DESCRIPTION OF THE TASK =
In the data below, find each line containing the string "Ocean" and return it.

[Some records]

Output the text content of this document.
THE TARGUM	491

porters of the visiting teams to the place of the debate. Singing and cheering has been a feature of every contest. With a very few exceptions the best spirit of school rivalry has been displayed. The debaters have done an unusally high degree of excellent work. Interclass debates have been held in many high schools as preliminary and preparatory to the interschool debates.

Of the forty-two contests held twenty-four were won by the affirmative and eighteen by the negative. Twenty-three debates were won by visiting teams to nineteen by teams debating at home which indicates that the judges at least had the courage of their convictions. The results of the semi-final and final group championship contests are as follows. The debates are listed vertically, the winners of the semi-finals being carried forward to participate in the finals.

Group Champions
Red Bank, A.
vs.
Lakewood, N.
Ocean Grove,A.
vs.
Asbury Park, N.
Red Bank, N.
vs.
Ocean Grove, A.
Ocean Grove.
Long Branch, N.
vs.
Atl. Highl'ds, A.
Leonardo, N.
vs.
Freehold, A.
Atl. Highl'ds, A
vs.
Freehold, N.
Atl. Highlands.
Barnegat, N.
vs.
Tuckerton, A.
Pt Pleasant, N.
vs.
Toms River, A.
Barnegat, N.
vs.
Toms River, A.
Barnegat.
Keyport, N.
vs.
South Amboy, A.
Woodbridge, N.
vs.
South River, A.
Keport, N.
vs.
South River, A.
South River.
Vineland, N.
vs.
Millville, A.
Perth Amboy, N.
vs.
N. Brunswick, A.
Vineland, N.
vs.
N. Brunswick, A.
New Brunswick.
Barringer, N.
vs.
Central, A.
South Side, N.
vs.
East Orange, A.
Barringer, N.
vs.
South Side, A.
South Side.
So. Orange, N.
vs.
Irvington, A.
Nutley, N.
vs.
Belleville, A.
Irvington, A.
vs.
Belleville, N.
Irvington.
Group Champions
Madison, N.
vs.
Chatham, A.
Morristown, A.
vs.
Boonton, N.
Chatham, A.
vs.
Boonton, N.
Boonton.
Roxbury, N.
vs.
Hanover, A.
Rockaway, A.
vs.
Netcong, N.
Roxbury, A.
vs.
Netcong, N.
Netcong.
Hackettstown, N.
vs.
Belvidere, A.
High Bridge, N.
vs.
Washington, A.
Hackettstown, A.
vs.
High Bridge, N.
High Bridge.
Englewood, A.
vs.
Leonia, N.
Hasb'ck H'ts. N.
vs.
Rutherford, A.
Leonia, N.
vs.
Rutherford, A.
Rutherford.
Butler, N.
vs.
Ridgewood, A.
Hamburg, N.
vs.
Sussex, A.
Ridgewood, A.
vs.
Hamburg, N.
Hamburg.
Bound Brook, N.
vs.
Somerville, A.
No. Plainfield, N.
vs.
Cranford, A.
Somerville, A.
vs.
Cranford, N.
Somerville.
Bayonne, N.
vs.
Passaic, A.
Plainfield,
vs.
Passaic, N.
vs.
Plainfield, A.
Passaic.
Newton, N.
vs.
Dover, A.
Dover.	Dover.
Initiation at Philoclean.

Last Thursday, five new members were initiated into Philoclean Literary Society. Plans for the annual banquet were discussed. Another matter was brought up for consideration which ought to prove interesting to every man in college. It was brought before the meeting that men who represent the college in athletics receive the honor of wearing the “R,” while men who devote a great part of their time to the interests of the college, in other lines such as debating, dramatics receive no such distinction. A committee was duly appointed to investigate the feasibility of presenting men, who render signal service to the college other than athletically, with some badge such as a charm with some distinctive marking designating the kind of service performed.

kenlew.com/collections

SOLVED PROBLEM =
Ocean Grove,A.
Ocean Grove, A.
Ocean Grove.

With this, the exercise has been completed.